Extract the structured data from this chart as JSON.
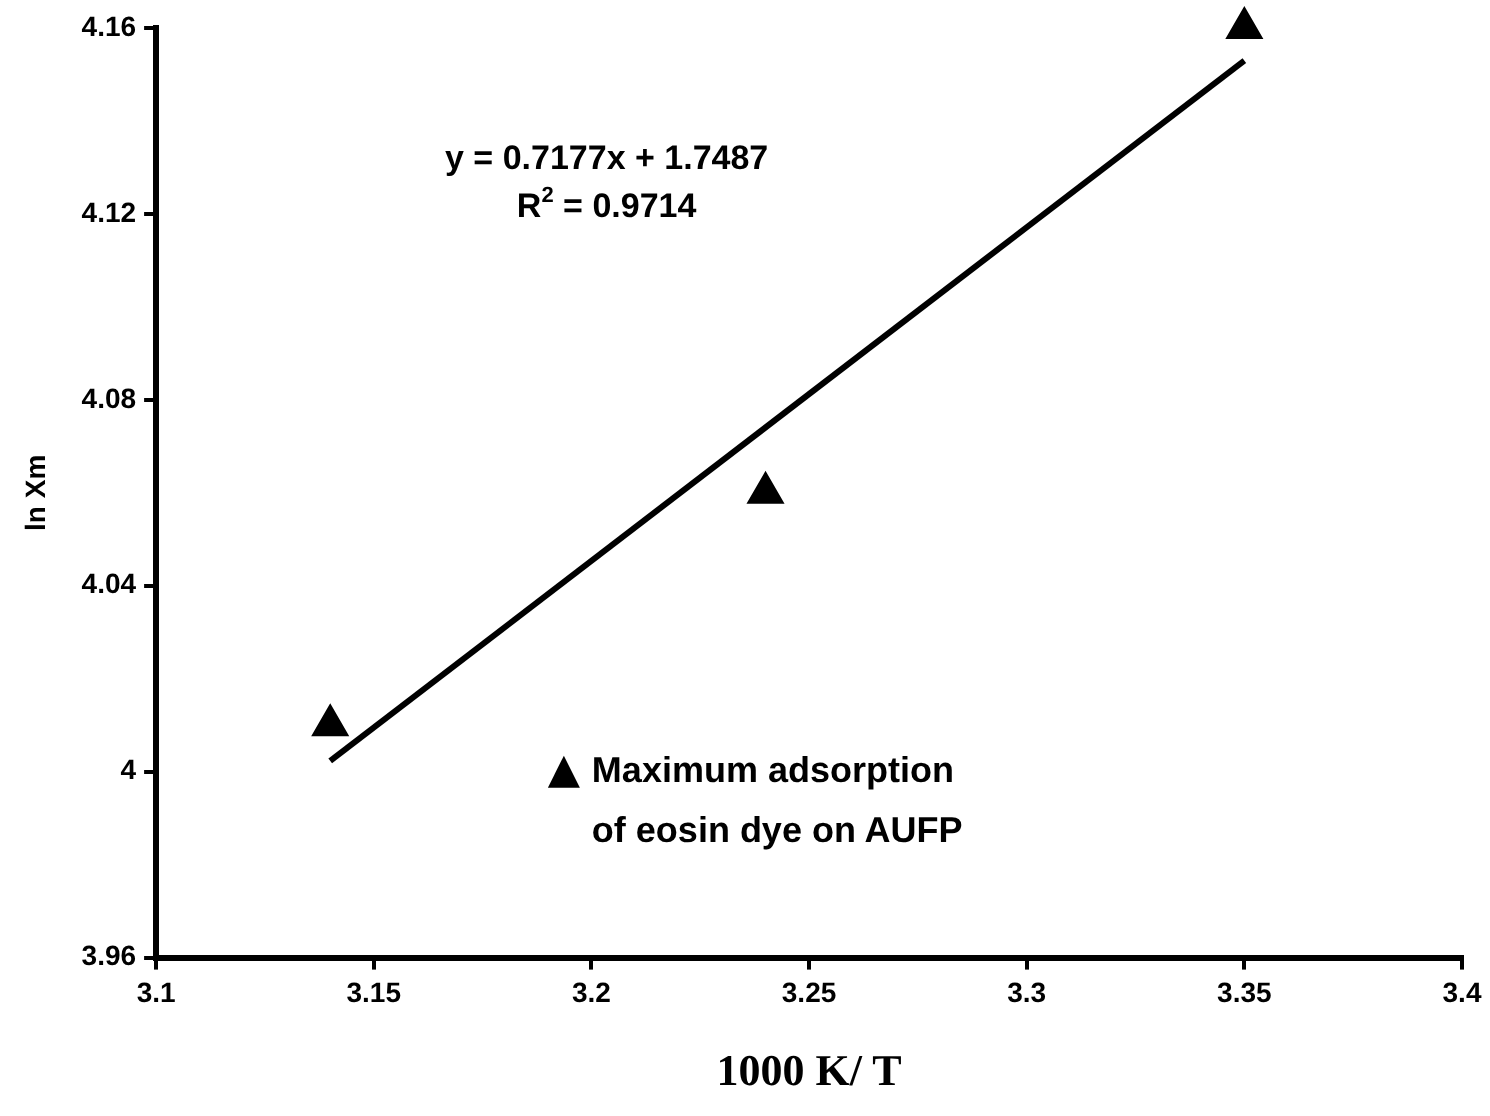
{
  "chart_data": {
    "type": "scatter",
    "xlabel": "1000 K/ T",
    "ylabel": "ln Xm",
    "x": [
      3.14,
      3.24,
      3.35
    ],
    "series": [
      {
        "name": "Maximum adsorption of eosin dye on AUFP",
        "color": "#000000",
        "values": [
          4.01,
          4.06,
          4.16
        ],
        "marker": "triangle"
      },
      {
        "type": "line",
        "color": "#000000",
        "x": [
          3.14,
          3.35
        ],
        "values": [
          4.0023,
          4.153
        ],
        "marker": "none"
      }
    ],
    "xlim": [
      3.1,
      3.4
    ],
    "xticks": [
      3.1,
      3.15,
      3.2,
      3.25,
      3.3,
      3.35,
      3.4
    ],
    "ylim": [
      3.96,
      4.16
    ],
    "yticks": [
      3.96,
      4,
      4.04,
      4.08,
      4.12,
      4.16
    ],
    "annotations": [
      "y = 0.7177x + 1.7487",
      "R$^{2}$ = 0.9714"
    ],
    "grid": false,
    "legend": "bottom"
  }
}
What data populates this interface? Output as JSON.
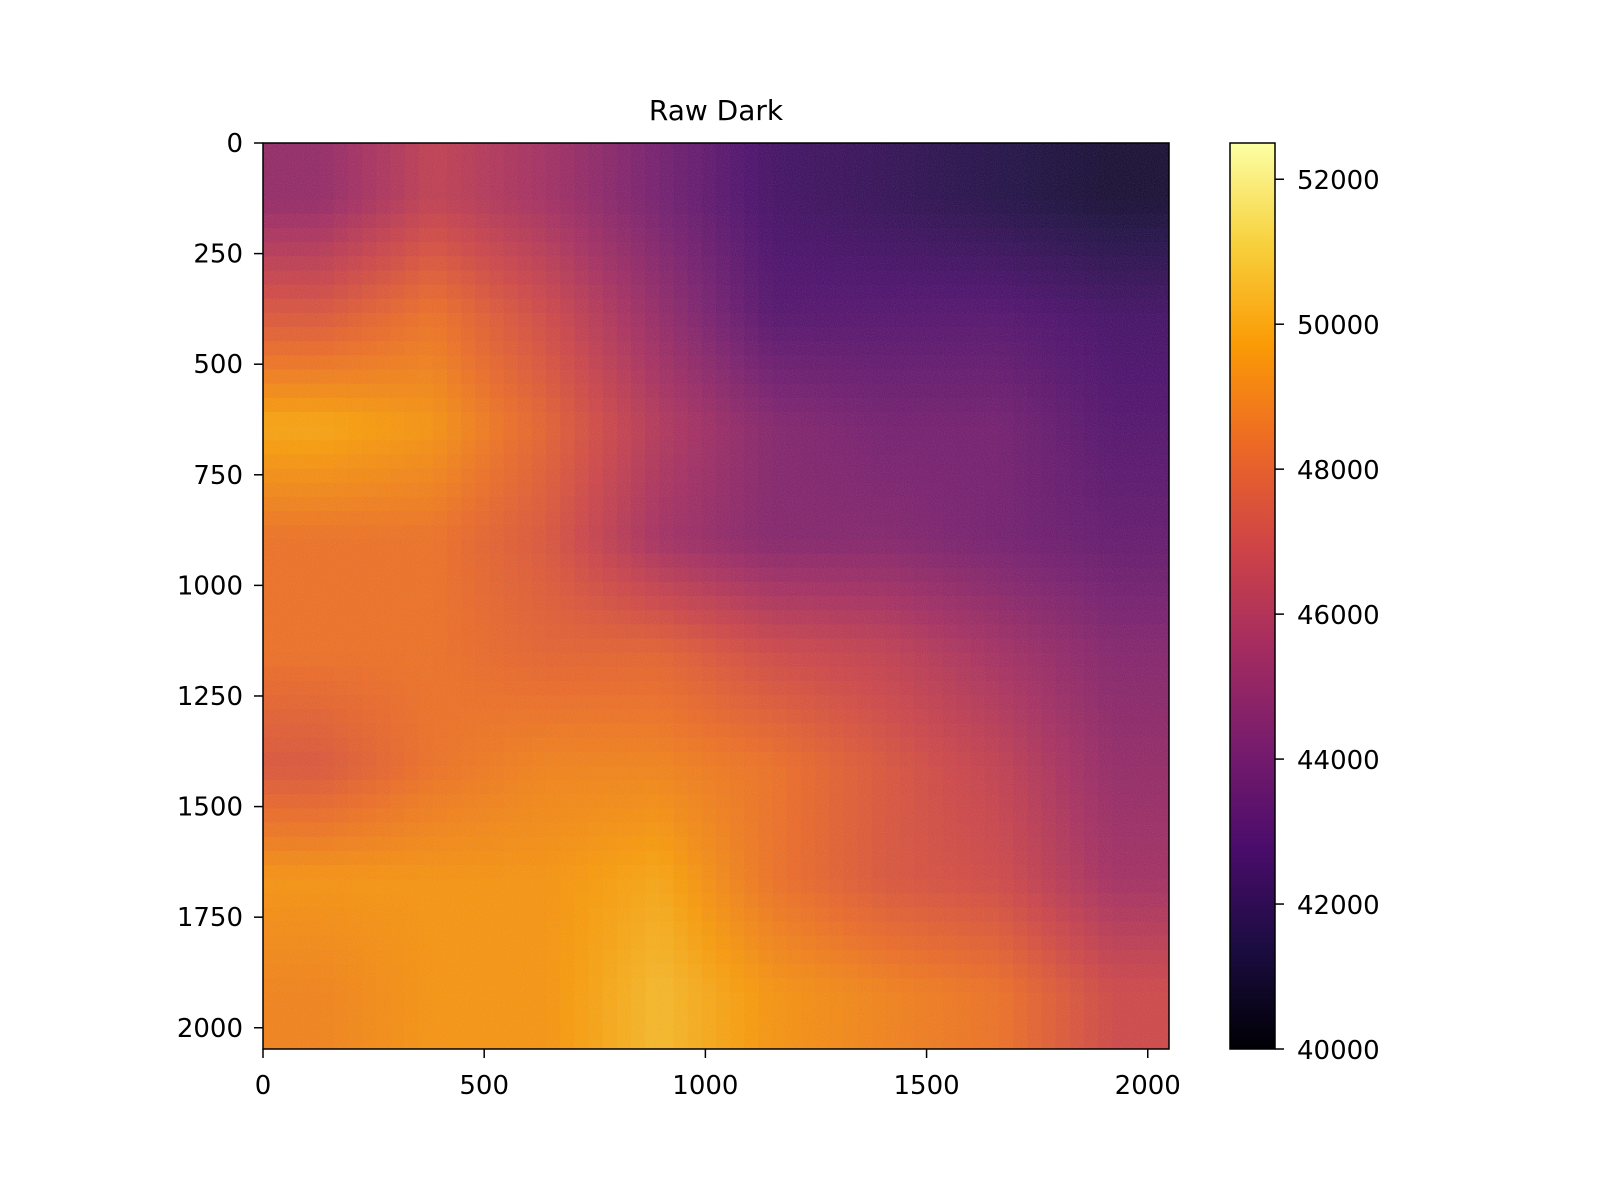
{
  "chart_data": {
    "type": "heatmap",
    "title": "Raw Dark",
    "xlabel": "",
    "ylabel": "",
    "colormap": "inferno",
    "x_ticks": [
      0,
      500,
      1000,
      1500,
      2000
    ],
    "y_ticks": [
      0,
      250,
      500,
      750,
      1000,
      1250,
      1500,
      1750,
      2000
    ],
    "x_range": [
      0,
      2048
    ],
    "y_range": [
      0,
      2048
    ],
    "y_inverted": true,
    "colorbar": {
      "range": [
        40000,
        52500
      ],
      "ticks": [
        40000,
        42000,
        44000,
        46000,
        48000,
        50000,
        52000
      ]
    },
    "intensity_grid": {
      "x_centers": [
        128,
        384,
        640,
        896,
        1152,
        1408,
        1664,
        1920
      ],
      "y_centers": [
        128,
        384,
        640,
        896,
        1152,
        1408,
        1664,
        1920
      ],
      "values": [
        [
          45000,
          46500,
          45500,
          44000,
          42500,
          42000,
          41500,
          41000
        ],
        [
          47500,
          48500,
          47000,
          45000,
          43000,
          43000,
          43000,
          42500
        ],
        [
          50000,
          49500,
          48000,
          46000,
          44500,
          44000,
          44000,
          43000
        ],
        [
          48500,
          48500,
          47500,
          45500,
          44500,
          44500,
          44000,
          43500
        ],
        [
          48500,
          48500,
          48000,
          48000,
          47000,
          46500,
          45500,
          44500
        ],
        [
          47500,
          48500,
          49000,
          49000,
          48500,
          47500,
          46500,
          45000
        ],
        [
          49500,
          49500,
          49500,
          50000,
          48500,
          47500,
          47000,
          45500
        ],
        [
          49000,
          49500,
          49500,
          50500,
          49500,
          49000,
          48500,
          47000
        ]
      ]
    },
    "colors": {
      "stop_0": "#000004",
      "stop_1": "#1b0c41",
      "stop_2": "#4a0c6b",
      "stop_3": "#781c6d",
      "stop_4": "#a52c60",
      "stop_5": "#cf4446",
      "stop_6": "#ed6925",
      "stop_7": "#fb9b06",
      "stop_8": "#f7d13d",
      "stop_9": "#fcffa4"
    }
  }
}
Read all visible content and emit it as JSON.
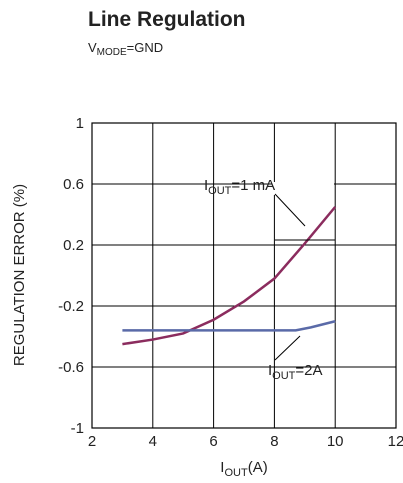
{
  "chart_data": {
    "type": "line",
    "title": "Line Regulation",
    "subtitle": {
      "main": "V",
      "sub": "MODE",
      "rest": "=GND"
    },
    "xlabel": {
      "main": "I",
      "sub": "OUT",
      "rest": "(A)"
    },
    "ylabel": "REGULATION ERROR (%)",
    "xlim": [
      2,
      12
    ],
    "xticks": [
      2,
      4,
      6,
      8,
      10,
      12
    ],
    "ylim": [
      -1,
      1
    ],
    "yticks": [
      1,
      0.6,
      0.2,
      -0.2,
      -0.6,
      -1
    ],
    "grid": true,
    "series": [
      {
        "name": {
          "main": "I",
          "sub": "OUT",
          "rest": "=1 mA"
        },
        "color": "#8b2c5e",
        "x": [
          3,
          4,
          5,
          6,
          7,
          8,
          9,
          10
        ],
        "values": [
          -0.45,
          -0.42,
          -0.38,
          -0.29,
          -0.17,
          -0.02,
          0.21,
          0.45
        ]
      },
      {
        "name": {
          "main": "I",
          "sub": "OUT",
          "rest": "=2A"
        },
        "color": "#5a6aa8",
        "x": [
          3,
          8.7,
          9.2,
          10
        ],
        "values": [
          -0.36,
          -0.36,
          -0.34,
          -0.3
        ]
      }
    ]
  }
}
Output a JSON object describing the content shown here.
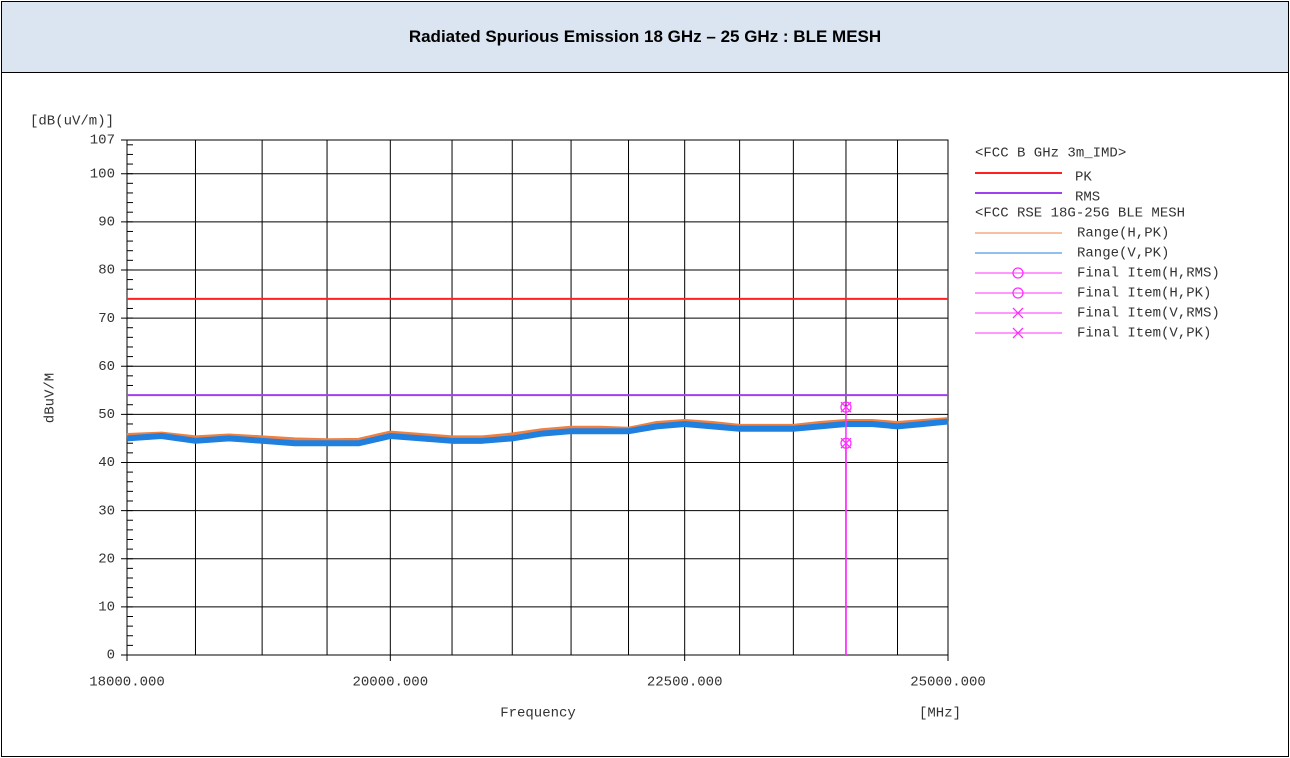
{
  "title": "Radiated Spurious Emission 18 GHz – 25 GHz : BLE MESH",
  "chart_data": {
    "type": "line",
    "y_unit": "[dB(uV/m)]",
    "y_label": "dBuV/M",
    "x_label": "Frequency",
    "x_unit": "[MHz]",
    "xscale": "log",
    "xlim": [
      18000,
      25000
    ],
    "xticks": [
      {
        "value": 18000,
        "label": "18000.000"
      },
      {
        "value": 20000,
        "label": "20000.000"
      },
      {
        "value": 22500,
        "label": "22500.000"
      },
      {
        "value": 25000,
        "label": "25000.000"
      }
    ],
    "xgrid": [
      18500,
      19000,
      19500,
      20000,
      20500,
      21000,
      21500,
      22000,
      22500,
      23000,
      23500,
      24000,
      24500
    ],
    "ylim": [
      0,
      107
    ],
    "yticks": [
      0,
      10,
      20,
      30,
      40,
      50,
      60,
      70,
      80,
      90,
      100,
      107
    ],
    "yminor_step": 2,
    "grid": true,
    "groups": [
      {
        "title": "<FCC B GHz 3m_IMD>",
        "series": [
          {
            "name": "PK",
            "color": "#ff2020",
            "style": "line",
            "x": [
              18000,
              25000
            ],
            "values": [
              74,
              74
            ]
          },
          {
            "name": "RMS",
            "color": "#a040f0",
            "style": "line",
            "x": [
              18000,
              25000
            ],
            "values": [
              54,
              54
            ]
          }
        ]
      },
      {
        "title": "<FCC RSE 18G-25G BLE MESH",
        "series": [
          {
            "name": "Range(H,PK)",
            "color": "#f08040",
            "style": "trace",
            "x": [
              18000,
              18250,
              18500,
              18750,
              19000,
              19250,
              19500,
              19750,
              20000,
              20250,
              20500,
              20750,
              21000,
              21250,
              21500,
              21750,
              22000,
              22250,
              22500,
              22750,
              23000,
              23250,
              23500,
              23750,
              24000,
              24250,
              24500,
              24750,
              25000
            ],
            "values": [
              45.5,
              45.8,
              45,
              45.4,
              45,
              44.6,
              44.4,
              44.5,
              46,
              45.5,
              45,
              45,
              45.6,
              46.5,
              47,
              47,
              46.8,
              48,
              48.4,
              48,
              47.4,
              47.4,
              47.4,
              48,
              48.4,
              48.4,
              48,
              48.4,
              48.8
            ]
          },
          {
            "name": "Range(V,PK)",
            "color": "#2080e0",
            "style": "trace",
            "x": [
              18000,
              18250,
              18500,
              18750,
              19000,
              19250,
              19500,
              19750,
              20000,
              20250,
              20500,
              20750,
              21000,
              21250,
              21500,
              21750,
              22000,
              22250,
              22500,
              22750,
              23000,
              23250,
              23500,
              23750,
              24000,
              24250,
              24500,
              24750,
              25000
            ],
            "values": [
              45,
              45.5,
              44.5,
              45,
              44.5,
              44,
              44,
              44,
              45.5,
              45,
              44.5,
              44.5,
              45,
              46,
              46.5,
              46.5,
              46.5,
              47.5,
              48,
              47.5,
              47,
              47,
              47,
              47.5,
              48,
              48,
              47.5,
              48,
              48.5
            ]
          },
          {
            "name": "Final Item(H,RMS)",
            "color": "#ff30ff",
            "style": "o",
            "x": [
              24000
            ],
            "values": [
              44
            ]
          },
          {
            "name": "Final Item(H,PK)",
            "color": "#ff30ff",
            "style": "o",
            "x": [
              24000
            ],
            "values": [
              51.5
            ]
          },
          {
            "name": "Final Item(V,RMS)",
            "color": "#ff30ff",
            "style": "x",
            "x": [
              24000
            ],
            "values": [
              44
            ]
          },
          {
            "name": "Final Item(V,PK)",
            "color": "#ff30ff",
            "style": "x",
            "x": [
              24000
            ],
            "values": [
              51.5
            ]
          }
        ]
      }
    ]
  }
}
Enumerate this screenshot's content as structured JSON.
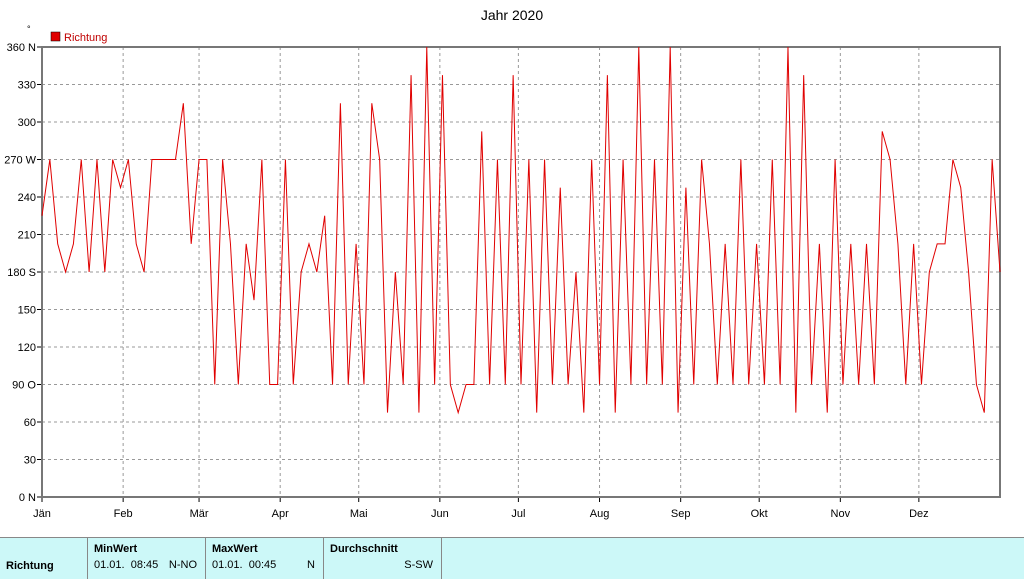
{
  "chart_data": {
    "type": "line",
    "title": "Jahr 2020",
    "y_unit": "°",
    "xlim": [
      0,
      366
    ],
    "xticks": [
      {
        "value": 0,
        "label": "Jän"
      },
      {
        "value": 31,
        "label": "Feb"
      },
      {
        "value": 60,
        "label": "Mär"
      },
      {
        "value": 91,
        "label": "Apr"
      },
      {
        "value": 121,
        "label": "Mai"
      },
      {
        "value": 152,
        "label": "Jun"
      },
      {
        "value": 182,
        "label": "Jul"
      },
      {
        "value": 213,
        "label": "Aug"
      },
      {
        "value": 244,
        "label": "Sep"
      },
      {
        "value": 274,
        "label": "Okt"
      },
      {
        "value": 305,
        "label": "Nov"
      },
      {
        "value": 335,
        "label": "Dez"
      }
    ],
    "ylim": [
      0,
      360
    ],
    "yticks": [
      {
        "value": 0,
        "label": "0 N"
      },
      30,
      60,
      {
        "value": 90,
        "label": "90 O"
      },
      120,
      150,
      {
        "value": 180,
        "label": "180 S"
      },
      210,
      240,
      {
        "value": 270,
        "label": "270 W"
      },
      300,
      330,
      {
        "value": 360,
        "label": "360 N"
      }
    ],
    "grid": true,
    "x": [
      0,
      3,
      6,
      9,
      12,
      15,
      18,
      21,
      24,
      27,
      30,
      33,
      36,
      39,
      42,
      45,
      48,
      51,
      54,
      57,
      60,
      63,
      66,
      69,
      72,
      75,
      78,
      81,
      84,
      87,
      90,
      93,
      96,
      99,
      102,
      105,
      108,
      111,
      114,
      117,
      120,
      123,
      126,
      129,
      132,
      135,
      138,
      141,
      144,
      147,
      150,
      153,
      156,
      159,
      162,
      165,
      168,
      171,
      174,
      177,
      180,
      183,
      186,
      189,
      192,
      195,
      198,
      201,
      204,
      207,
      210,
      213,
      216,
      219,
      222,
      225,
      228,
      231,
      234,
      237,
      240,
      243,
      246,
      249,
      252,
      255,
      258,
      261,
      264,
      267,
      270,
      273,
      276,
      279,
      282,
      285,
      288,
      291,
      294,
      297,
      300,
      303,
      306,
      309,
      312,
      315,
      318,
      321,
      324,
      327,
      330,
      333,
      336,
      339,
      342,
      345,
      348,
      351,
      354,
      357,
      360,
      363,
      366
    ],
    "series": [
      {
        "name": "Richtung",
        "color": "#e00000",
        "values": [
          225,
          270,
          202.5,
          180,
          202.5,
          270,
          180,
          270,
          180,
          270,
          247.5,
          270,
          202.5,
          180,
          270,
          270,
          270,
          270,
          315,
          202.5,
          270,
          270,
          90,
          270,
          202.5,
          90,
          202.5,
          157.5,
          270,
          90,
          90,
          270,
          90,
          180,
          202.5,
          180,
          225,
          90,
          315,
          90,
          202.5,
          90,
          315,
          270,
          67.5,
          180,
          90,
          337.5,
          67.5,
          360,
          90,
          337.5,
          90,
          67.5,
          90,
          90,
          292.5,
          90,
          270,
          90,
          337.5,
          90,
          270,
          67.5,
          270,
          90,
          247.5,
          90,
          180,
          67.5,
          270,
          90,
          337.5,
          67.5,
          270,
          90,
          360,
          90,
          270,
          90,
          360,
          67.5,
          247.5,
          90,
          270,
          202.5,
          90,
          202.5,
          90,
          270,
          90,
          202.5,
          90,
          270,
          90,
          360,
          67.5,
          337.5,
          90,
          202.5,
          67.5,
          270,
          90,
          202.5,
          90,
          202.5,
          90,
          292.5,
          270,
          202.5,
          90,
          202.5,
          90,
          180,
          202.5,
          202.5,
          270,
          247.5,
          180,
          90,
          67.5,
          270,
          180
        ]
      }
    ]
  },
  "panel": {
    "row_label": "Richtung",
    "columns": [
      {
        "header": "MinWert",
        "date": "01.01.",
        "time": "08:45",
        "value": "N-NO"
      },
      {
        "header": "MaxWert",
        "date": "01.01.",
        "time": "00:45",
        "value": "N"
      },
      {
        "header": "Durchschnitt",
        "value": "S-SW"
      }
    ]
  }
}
◆ ◆ ◆ ◆ ◆ ◆ ◆
STATED EXERCISE
Which lines hold the word "Output"? Copy each of them from the records.

ANSWER FOR THE TASK
What data populates this interface? Output as JSON.
Output a JSON object describing the content shown here.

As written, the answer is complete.